- _Goal_:
Find all lines in the records that include the word "cũng", and copy them out.

- _Provided records_:
+ + +

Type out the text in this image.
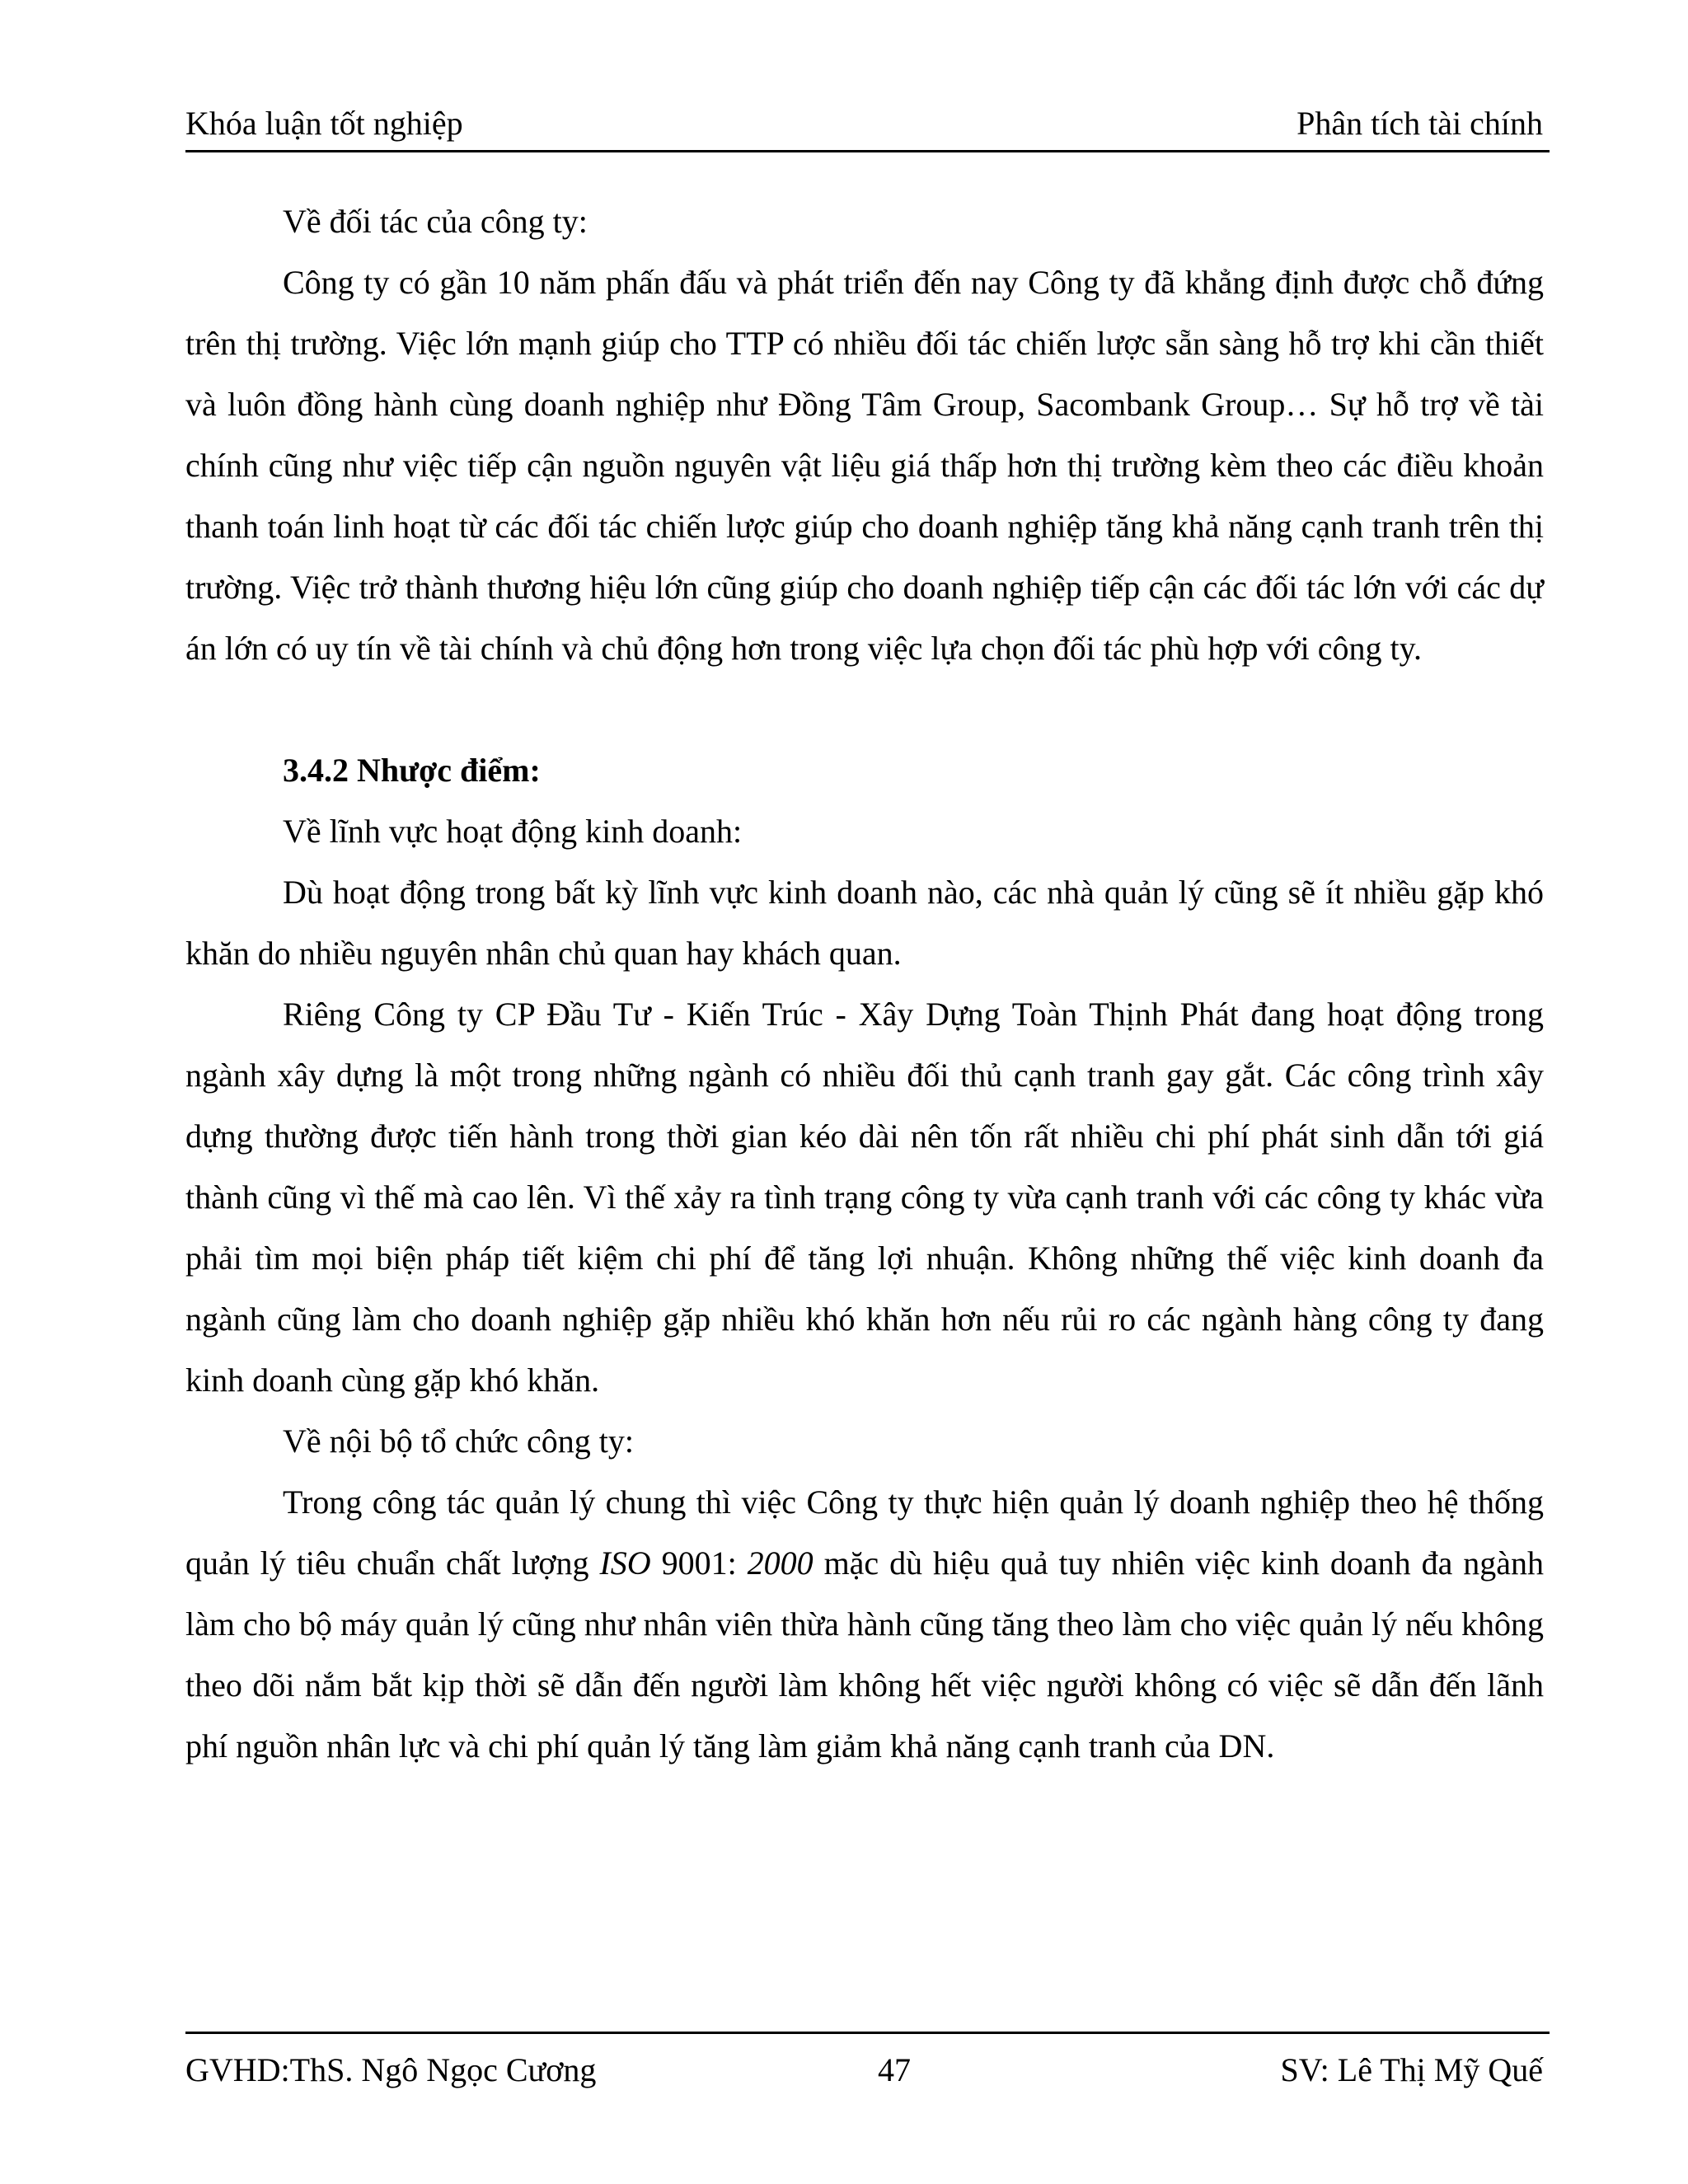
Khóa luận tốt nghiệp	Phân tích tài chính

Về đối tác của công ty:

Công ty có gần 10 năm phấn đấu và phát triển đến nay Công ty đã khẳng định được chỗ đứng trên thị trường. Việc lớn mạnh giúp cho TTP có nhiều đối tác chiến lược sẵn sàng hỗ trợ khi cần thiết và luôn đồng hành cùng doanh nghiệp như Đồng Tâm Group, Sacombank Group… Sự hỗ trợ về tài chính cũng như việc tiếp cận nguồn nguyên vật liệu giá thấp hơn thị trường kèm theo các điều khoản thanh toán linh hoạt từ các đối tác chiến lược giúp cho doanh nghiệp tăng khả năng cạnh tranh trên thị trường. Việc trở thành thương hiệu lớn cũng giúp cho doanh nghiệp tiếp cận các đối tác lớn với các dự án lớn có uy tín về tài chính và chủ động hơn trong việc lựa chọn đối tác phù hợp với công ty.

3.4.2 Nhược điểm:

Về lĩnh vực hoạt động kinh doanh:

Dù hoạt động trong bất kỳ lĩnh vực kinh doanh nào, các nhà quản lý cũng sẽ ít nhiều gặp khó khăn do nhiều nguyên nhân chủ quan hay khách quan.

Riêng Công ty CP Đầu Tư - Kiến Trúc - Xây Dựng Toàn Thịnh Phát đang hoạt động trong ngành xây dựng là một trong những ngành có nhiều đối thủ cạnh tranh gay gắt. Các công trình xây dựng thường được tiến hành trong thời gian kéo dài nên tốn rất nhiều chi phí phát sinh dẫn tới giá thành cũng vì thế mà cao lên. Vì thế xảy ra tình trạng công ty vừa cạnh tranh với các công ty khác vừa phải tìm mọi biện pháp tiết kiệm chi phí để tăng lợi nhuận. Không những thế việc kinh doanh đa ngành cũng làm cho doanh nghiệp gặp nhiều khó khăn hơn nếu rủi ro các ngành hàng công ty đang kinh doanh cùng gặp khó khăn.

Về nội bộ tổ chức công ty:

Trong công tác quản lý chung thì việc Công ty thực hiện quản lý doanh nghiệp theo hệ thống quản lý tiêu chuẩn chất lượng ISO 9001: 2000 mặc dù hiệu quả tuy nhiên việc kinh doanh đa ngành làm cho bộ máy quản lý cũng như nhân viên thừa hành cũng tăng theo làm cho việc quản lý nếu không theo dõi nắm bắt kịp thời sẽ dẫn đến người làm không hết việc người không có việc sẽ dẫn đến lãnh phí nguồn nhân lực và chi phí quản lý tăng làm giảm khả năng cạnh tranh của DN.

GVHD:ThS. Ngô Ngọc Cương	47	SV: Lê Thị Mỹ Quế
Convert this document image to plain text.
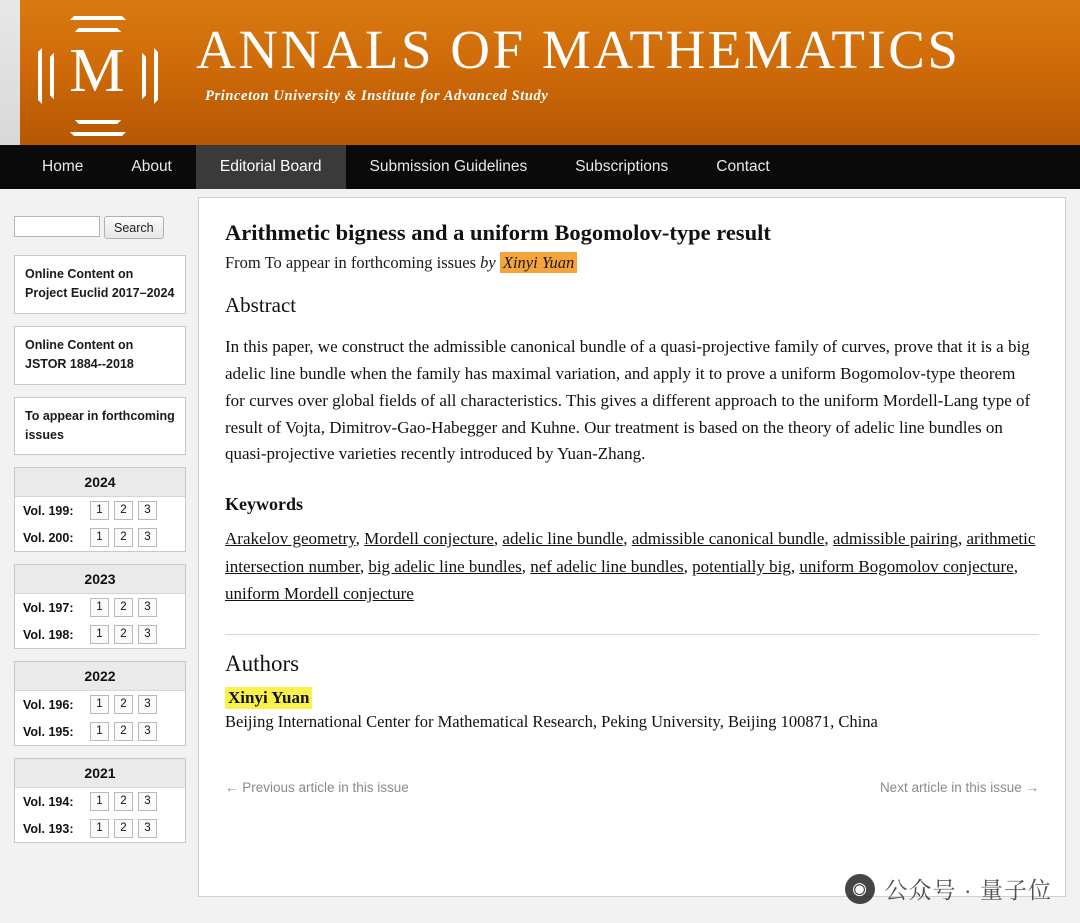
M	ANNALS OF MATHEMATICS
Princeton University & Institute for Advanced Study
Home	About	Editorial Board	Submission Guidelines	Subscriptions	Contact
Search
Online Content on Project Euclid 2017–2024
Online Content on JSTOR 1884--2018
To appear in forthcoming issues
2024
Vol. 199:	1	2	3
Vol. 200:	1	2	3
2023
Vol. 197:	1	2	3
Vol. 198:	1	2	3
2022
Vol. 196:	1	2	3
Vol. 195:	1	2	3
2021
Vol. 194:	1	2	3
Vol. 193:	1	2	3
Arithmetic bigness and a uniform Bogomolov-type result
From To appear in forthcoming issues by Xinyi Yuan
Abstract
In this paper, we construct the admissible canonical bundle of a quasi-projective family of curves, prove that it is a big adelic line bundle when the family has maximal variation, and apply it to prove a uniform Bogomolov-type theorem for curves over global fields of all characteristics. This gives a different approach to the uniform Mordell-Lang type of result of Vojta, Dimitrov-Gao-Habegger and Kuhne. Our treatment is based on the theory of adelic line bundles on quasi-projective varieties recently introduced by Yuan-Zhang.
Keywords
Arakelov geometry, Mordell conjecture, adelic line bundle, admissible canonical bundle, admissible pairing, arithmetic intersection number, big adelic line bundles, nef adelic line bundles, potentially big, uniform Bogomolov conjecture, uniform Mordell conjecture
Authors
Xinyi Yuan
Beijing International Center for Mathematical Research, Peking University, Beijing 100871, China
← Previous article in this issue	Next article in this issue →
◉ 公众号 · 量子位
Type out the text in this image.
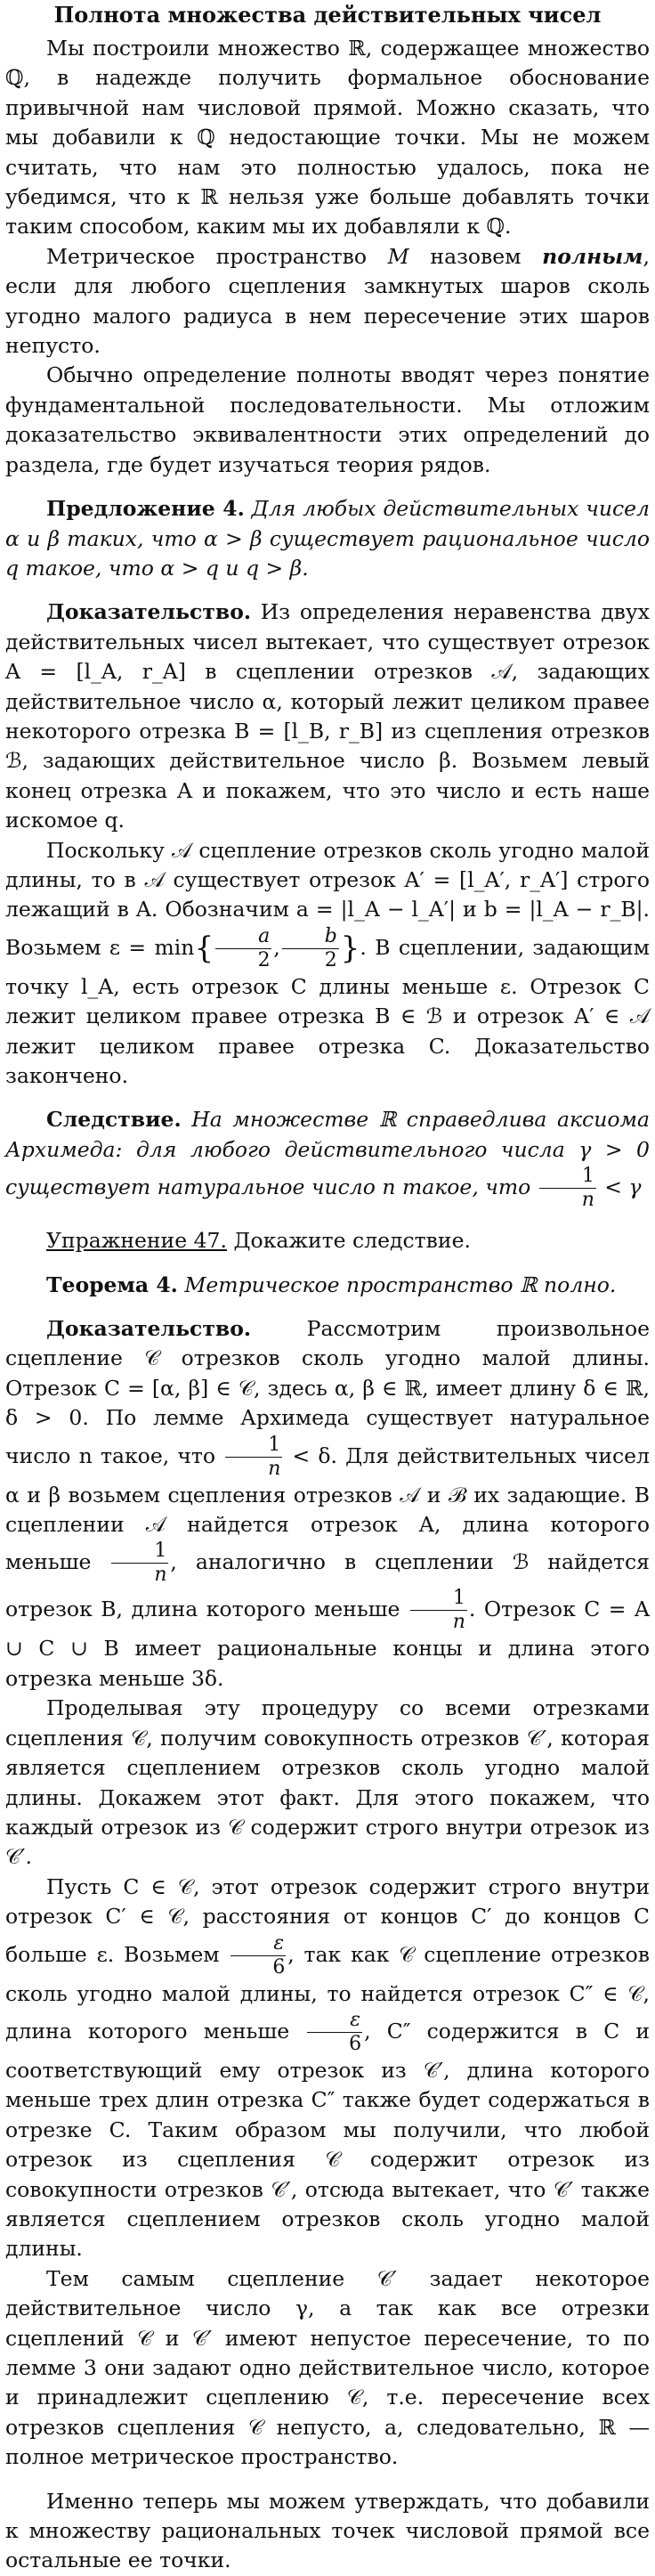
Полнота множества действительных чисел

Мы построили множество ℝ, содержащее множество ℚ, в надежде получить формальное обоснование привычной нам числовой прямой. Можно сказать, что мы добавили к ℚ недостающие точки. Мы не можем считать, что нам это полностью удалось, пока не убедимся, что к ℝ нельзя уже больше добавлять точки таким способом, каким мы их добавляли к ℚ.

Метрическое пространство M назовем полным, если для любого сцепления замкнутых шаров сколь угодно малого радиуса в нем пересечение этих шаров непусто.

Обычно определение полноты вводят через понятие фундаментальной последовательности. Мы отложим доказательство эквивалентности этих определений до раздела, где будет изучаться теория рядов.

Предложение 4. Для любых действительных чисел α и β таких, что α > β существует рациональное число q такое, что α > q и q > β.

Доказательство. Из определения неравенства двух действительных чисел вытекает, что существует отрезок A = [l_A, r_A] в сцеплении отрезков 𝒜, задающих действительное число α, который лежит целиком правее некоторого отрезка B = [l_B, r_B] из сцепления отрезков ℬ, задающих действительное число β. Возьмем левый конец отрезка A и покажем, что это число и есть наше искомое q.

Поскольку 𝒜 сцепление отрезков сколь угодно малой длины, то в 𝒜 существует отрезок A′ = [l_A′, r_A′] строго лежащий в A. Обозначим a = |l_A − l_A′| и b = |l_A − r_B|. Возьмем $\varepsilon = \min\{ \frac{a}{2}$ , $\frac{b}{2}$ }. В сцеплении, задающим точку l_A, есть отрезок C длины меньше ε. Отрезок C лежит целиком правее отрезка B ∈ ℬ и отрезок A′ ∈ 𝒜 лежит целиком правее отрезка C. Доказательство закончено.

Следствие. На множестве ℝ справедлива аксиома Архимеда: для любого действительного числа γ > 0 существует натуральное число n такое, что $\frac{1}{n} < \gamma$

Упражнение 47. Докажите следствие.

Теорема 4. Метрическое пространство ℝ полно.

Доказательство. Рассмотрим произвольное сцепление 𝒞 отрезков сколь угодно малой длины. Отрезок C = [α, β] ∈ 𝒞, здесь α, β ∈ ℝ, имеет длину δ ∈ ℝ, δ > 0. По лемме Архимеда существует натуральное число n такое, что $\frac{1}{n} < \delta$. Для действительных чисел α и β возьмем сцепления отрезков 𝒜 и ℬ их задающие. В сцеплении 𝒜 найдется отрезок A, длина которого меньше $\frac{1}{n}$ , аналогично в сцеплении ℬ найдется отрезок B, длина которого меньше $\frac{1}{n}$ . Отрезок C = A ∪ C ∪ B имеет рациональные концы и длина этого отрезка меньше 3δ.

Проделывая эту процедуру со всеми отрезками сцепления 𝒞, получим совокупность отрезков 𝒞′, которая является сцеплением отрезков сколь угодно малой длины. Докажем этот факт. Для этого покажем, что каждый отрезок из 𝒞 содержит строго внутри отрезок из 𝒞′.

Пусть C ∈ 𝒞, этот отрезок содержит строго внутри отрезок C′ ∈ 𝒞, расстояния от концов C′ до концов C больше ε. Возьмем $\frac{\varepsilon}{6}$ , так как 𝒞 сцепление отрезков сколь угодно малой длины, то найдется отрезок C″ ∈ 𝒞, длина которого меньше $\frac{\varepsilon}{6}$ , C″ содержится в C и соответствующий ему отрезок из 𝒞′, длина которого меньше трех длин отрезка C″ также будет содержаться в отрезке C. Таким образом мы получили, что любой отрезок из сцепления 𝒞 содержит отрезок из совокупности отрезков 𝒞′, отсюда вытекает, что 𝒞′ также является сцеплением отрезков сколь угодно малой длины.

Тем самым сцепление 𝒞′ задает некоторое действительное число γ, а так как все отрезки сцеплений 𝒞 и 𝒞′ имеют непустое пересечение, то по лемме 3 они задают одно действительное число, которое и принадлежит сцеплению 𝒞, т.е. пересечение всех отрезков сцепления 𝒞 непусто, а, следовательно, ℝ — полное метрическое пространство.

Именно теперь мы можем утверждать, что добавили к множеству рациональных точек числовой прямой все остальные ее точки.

+ + +

- _Task result_:
Công ty có gần 10 năm phấn đấu và phát triển đến nay Công ty đã khẳng định được chỗ đứng trên thị trường. Việc lớn mạnh giúp cho TTP có nhiều đối tác chiến lược sẵn sàng hỗ trợ khi cần thiết và luôn đồng hành cùng doanh nghiệp như Đồng Tâm Group, Sacombank Group… Sự hỗ trợ về tài chính cũng như việc tiếp cận nguồn nguyên vật liệu giá thấp hơn thị trường kèm theo các điều khoản thanh toán linh hoạt từ các đối tác chiến lược giúp cho doanh nghiệp tăng khả năng cạnh tranh trên thị trường. Việc trở thành thương hiệu lớn cũng giúp cho doanh nghiệp tiếp cận các đối tác lớn với các dự án lớn có uy tín về tài chính và chủ động hơn trong việc lựa chọn đối tác phù hợp với công ty.
Dù hoạt động trong bất kỳ lĩnh vực kinh doanh nào, các nhà quản lý cũng sẽ ít nhiều gặp khó khăn do nhiều nguyên nhân chủ quan hay khách quan.
Riêng Công ty CP Đầu Tư - Kiến Trúc - Xây Dựng Toàn Thịnh Phát đang hoạt động trong ngành xây dựng là một trong những ngành có nhiều đối thủ cạnh tranh gay gắt. Các công trình xây dựng thường được tiến hành trong thời gian kéo dài nên tốn rất nhiều chi phí phát sinh dẫn tới giá thành cũng vì thế mà cao lên. Vì thế xảy ra tình trạng công ty vừa cạnh tranh với các công ty khác vừa phải tìm mọi biện pháp tiết kiệm chi phí để tăng lợi nhuận. Không những thế việc kinh doanh đa ngành cũng làm cho doanh nghiệp gặp nhiều khó khăn hơn nếu rủi ro các ngành hàng công ty đang kinh doanh cùng gặp khó khăn.
Trong công tác quản lý chung thì việc Công ty thực hiện quản lý doanh nghiệp theo hệ thống quản lý tiêu chuẩn chất lượng ISO 9001: 2000 mặc dù hiệu quả tuy nhiên việc kinh doanh đa ngành làm cho bộ máy quản lý cũng như nhân viên thừa hành cũng tăng theo làm cho việc quản lý nếu không theo dõi nắm bắt kịp thời sẽ dẫn đến người làm không hết việc người không có việc sẽ dẫn đến lãnh phí nguồn nhân lực và chi phí quản lý tăng làm giảm khả năng cạnh tranh của DN.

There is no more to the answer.